Quote the records that follow in full and exactly; leave out the pictures.
****
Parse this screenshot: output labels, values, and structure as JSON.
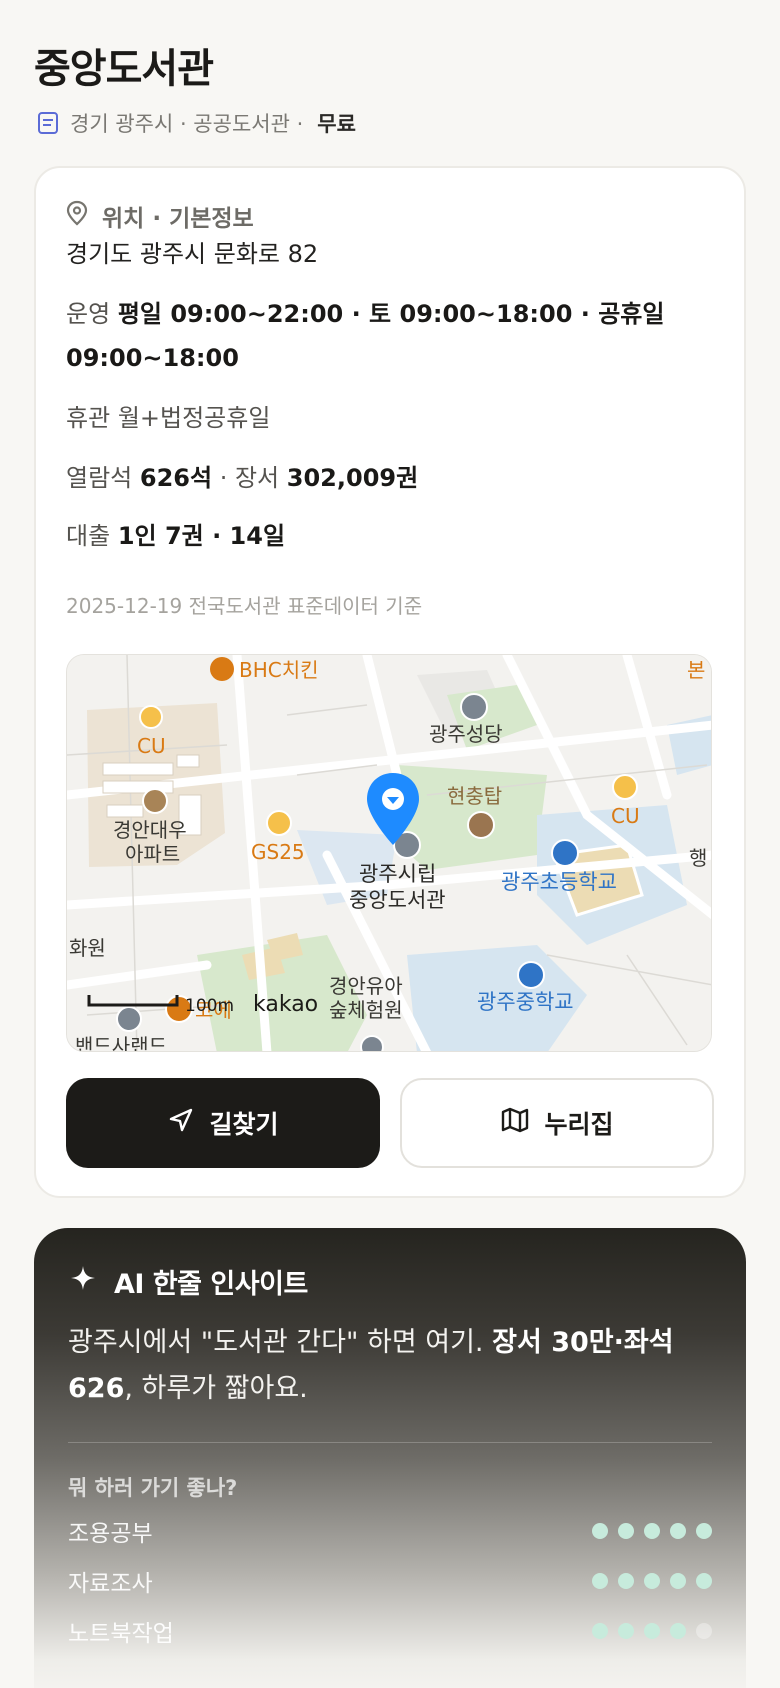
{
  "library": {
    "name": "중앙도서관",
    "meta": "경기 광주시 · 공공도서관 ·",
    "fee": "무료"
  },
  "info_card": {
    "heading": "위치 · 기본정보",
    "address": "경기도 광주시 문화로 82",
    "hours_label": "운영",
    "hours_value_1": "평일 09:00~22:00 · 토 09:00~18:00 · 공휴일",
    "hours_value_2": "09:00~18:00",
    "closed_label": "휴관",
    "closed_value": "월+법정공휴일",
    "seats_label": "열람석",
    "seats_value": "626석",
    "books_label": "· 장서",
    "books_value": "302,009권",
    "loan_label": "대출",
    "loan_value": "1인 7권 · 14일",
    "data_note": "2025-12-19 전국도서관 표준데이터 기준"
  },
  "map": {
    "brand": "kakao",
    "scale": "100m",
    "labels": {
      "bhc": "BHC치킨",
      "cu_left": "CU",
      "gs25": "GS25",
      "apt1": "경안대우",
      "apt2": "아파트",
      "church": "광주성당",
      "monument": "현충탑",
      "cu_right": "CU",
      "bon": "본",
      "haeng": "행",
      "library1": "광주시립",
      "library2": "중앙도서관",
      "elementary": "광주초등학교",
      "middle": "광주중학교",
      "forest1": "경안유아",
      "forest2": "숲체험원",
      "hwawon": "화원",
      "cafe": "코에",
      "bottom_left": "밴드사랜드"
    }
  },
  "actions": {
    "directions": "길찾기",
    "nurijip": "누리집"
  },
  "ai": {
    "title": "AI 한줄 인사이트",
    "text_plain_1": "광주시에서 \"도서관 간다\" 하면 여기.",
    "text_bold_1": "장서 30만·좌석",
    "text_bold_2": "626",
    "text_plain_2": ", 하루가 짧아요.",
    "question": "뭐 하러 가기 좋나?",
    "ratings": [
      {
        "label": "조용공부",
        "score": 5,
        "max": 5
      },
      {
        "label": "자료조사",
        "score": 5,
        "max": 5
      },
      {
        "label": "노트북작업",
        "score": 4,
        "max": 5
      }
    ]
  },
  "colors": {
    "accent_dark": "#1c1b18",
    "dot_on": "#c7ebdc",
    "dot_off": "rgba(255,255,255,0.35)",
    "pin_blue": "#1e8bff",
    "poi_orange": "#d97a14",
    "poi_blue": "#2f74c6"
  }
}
****
Result below:
Parse this screenshot: output labels, values, and structure as JSON.
{
  "library": {
    "name": "중앙도서관",
    "meta": "경기 광주시 · 공공도서관 ·",
    "fee": "무료"
  },
  "info_card": {
    "heading": "위치 · 기본정보",
    "address": "경기도 광주시 문화로 82",
    "hours_label": "운영",
    "hours_value_1": "평일 09:00~22:00 · 토 09:00~18:00 · 공휴일",
    "hours_value_2": "09:00~18:00",
    "closed_label": "휴관",
    "closed_value": "월+법정공휴일",
    "seats_label": "열람석",
    "seats_value": "626석",
    "books_label": "· 장서",
    "books_value": "302,009권",
    "loan_label": "대출",
    "loan_value": "1인 7권 · 14일",
    "data_note": "2025-12-19 전국도서관 표준데이터 기준"
  },
  "map": {
    "brand": "kakao",
    "scale": "100m",
    "labels": {
      "bhc": "BHC치킨",
      "cu_left": "CU",
      "gs25": "GS25",
      "apt1": "경안대우",
      "apt2": "아파트",
      "church": "광주성당",
      "monument": "현충탑",
      "cu_right": "CU",
      "bon": "본",
      "haeng": "행",
      "library1": "광주시립",
      "library2": "중앙도서관",
      "elementary": "광주초등학교",
      "middle": "광주중학교",
      "forest1": "경안유아",
      "forest2": "숲체험원",
      "hwawon": "화원",
      "cafe": "코에",
      "bottom_left": "밴드사랜드"
    }
  },
  "actions": {
    "directions": "길찾기",
    "nurijip": "누리집"
  },
  "ai": {
    "title": "AI 한줄 인사이트",
    "text_plain_1": "광주시에서 \"도서관 간다\" 하면 여기.",
    "text_bold_1": "장서 30만·좌석",
    "text_bold_2": "626",
    "text_plain_2": ", 하루가 짧아요.",
    "question": "뭐 하러 가기 좋나?",
    "ratings": [
      {
        "label": "조용공부",
        "score": 5,
        "max": 5
      },
      {
        "label": "자료조사",
        "score": 5,
        "max": 5
      },
      {
        "label": "노트북작업",
        "score": 4,
        "max": 5
      }
    ]
  },
  "colors": {
    "accent_dark": "#1c1b18",
    "dot_on": "#c7ebdc",
    "dot_off": "rgba(255,255,255,0.35)",
    "pin_blue": "#1e8bff",
    "poi_orange": "#d97a14",
    "poi_blue": "#2f74c6"
  }
}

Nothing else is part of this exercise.